Task input:
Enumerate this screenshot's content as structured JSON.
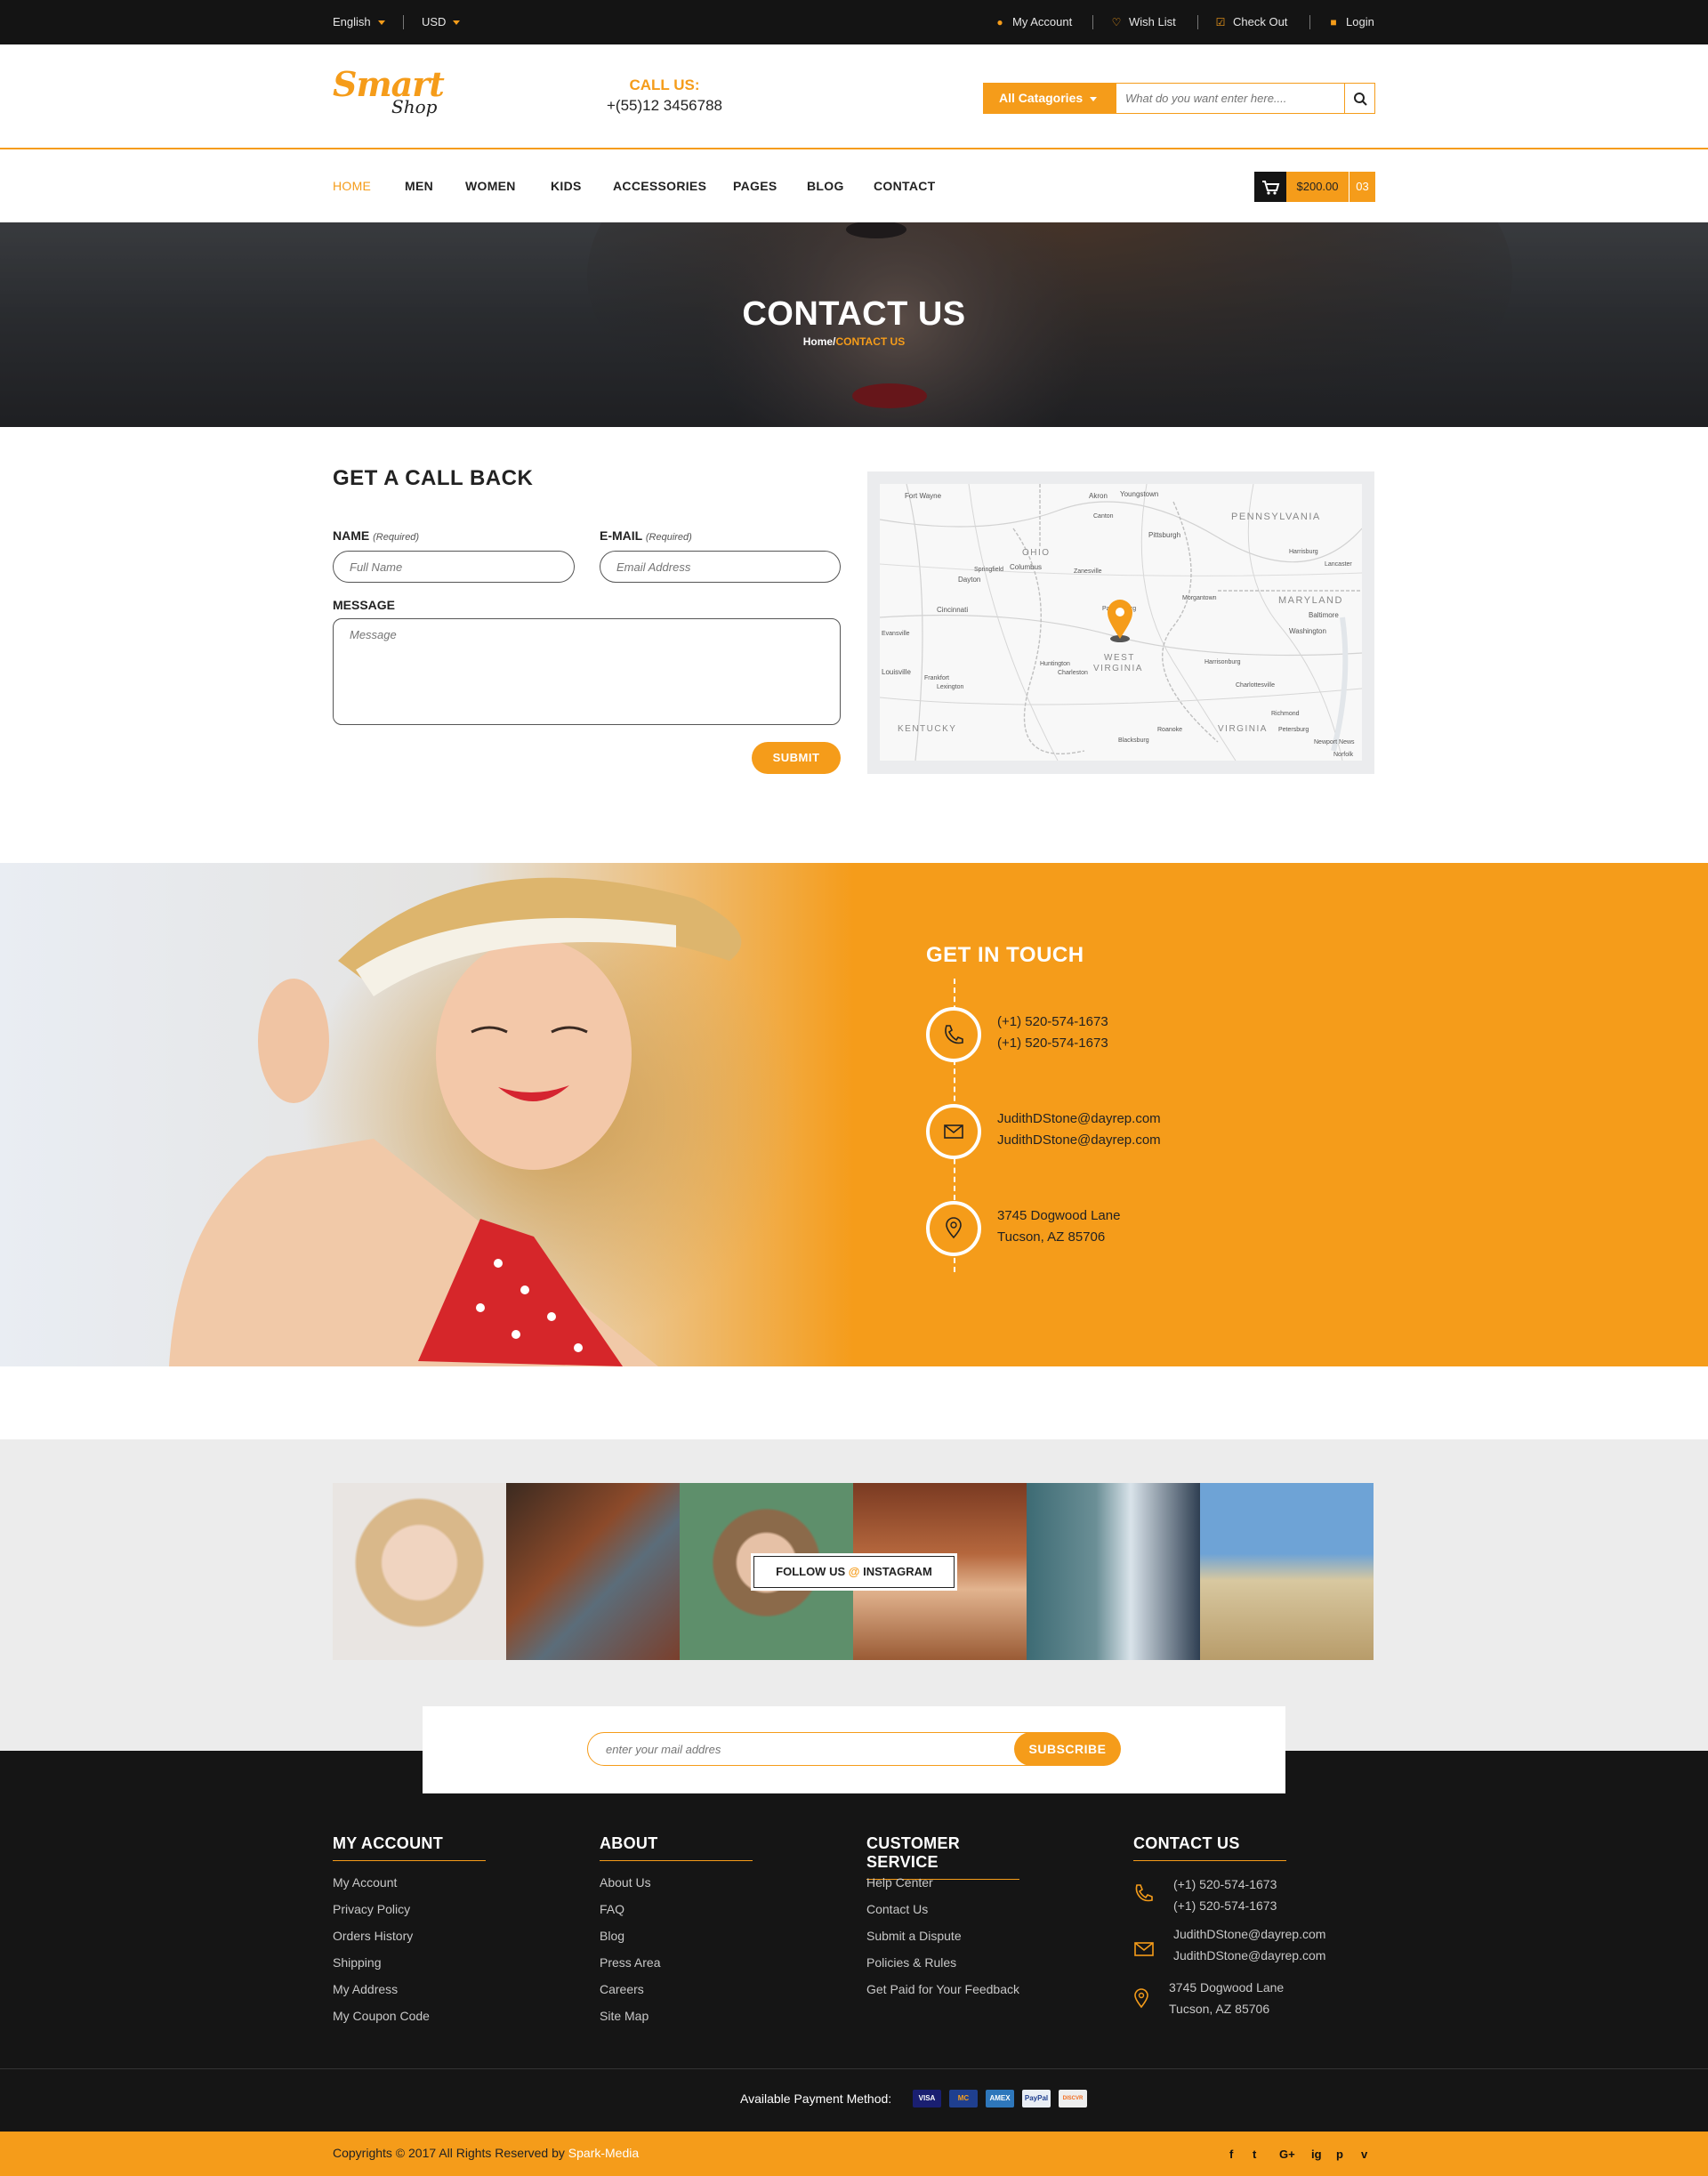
{
  "topbar": {
    "language": "English",
    "currency": "USD",
    "my_account": "My Account",
    "wish_list": "Wish List",
    "check_out": "Check Out",
    "login": "Login"
  },
  "header": {
    "logo_main": "Smart",
    "logo_sub": "Shop",
    "call_label": "CALL US:",
    "call_number": "+(55)12 3456788",
    "categories_label": "All Catagories",
    "search_placeholder": "What do you want enter here....",
    "search_icon": "search-icon"
  },
  "nav": {
    "items": [
      "HOME",
      "MEN",
      "WOMEN",
      "KIDS",
      "ACCESSORIES",
      "PAGES",
      "BLOG",
      "CONTACT"
    ],
    "active": "HOME"
  },
  "cart": {
    "total": "$200.00",
    "count": "03",
    "icon": "cart-icon"
  },
  "hero": {
    "title": "CONTACT US",
    "crumb_home": "Home/",
    "crumb_current": "CONTACT US"
  },
  "callback": {
    "title": "GET A CALL BACK",
    "name_label": "NAME",
    "name_req": "(Required)",
    "name_placeholder": "Full Name",
    "email_label": "E-MAIL",
    "email_req": "(Required)",
    "email_placeholder": "Email Address",
    "message_label": "MESSAGE",
    "message_placeholder": "Message",
    "submit_label": "SUBMIT"
  },
  "map": {
    "labels": [
      "Fort Wayne",
      "Akron",
      "Youngstown",
      "PENNSYLVANIA",
      "OHIO",
      "Columbus",
      "Pittsburgh",
      "Springfield",
      "Zanesville",
      "Harrisburg",
      "Dayton",
      "Lancaster",
      "Cincinnati",
      "Parkersburg",
      "MARYLAND",
      "Baltimore",
      "Washington",
      "WEST",
      "VIRGINIA",
      "Louisville",
      "Frankfort",
      "Lexington",
      "Huntington",
      "Charleston",
      "Harrisonburg",
      "Charlottesville",
      "Richmond",
      "KENTUCKY",
      "Roanoke",
      "VIRGINIA",
      "Petersburg",
      "Blacksburg",
      "Newport News",
      "Norfolk",
      "Canton",
      "Morgantown",
      "Evansville"
    ],
    "pin_icon": "map-pin-icon"
  },
  "touch": {
    "title": "GET IN TOUCH",
    "phone1": "(+1) 520-574-1673",
    "phone2": "(+1) 520-574-1673",
    "email1": "JudithDStone@dayrep.com",
    "email2": "JudithDStone@dayrep.com",
    "address1": "3745 Dogwood Lane",
    "address2": "Tucson, AZ 85706"
  },
  "instagram": {
    "follow_prefix": "FOLLOW US",
    "at": "@",
    "follow_suffix": "INSTAGRAM"
  },
  "newsletter": {
    "placeholder": "enter your mail addres",
    "subscribe_label": "SUBSCRIBE"
  },
  "footer": {
    "col1": {
      "title": "MY ACCOUNT",
      "links": [
        "My Account",
        "Privacy Policy",
        "Orders History",
        "Shipping",
        "My Address",
        "My Coupon Code"
      ]
    },
    "col2": {
      "title": "ABOUT",
      "links": [
        "About Us",
        "FAQ",
        "Blog",
        "Press Area",
        "Careers",
        "Site Map"
      ]
    },
    "col3": {
      "title": "CUSTOMER SERVICE",
      "links": [
        "Help Center",
        "Contact Us",
        "Submit a Dispute",
        "Policies & Rules",
        "Get Paid for Your Feedback"
      ]
    },
    "col4": {
      "title": "CONTACT US",
      "phone1": "(+1) 520-574-1673",
      "phone2": "(+1) 520-574-1673",
      "email1": "JudithDStone@dayrep.com",
      "email2": "JudithDStone@dayrep.com",
      "address1": "3745 Dogwood Lane",
      "address2": "Tucson, AZ 85706"
    },
    "payment_label": "Available Payment Method:",
    "cards": [
      "VISA",
      "MC",
      "AMEX",
      "PayPal",
      "DISCVR"
    ],
    "copyright": "Copyrights © 2017 All Rights Reserved by ",
    "brand": "Spark-Media",
    "social": [
      "f",
      "t",
      "G+",
      "ig",
      "p",
      "v"
    ]
  },
  "colors": {
    "accent": "#f59c1a",
    "dark": "#141414",
    "text": "#222222"
  }
}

The problem: Repeat each record exactly as shown above, dropping all images.

The answer:
Enumerate this screenshot's content as structured JSON.
{
  "topbar": {
    "language": "English",
    "currency": "USD",
    "my_account": "My Account",
    "wish_list": "Wish List",
    "check_out": "Check Out",
    "login": "Login"
  },
  "header": {
    "logo_main": "Smart",
    "logo_sub": "Shop",
    "call_label": "CALL US:",
    "call_number": "+(55)12 3456788",
    "categories_label": "All Catagories",
    "search_placeholder": "What do you want enter here....",
    "search_icon": "search-icon"
  },
  "nav": {
    "items": [
      "HOME",
      "MEN",
      "WOMEN",
      "KIDS",
      "ACCESSORIES",
      "PAGES",
      "BLOG",
      "CONTACT"
    ],
    "active": "HOME"
  },
  "cart": {
    "total": "$200.00",
    "count": "03",
    "icon": "cart-icon"
  },
  "hero": {
    "title": "CONTACT US",
    "crumb_home": "Home/",
    "crumb_current": "CONTACT US"
  },
  "callback": {
    "title": "GET A CALL BACK",
    "name_label": "NAME",
    "name_req": "(Required)",
    "name_placeholder": "Full Name",
    "email_label": "E-MAIL",
    "email_req": "(Required)",
    "email_placeholder": "Email Address",
    "message_label": "MESSAGE",
    "message_placeholder": "Message",
    "submit_label": "SUBMIT"
  },
  "map": {
    "labels": [
      "Fort Wayne",
      "Akron",
      "Youngstown",
      "PENNSYLVANIA",
      "OHIO",
      "Columbus",
      "Pittsburgh",
      "Springfield",
      "Zanesville",
      "Harrisburg",
      "Dayton",
      "Lancaster",
      "Cincinnati",
      "Parkersburg",
      "MARYLAND",
      "Baltimore",
      "Washington",
      "WEST",
      "VIRGINIA",
      "Louisville",
      "Frankfort",
      "Lexington",
      "Huntington",
      "Charleston",
      "Harrisonburg",
      "Charlottesville",
      "Richmond",
      "KENTUCKY",
      "Roanoke",
      "VIRGINIA",
      "Petersburg",
      "Blacksburg",
      "Newport News",
      "Norfolk",
      "Canton",
      "Morgantown",
      "Evansville"
    ],
    "pin_icon": "map-pin-icon"
  },
  "touch": {
    "title": "GET IN TOUCH",
    "phone1": "(+1) 520-574-1673",
    "phone2": "(+1) 520-574-1673",
    "email1": "JudithDStone@dayrep.com",
    "email2": "JudithDStone@dayrep.com",
    "address1": "3745 Dogwood Lane",
    "address2": "Tucson, AZ 85706"
  },
  "instagram": {
    "follow_prefix": "FOLLOW US",
    "at": "@",
    "follow_suffix": "INSTAGRAM"
  },
  "newsletter": {
    "placeholder": "enter your mail addres",
    "subscribe_label": "SUBSCRIBE"
  },
  "footer": {
    "col1": {
      "title": "MY ACCOUNT",
      "links": [
        "My Account",
        "Privacy Policy",
        "Orders History",
        "Shipping",
        "My Address",
        "My Coupon Code"
      ]
    },
    "col2": {
      "title": "ABOUT",
      "links": [
        "About Us",
        "FAQ",
        "Blog",
        "Press Area",
        "Careers",
        "Site Map"
      ]
    },
    "col3": {
      "title": "CUSTOMER SERVICE",
      "links": [
        "Help Center",
        "Contact Us",
        "Submit a Dispute",
        "Policies & Rules",
        "Get Paid for Your Feedback"
      ]
    },
    "col4": {
      "title": "CONTACT US",
      "phone1": "(+1) 520-574-1673",
      "phone2": "(+1) 520-574-1673",
      "email1": "JudithDStone@dayrep.com",
      "email2": "JudithDStone@dayrep.com",
      "address1": "3745 Dogwood Lane",
      "address2": "Tucson, AZ 85706"
    },
    "payment_label": "Available Payment Method:",
    "cards": [
      "VISA",
      "MC",
      "AMEX",
      "PayPal",
      "DISCVR"
    ],
    "copyright": "Copyrights © 2017 All Rights Reserved by ",
    "brand": "Spark-Media",
    "social": [
      "f",
      "t",
      "G+",
      "ig",
      "p",
      "v"
    ]
  },
  "colors": {
    "accent": "#f59c1a",
    "dark": "#141414",
    "text": "#222222"
  }
}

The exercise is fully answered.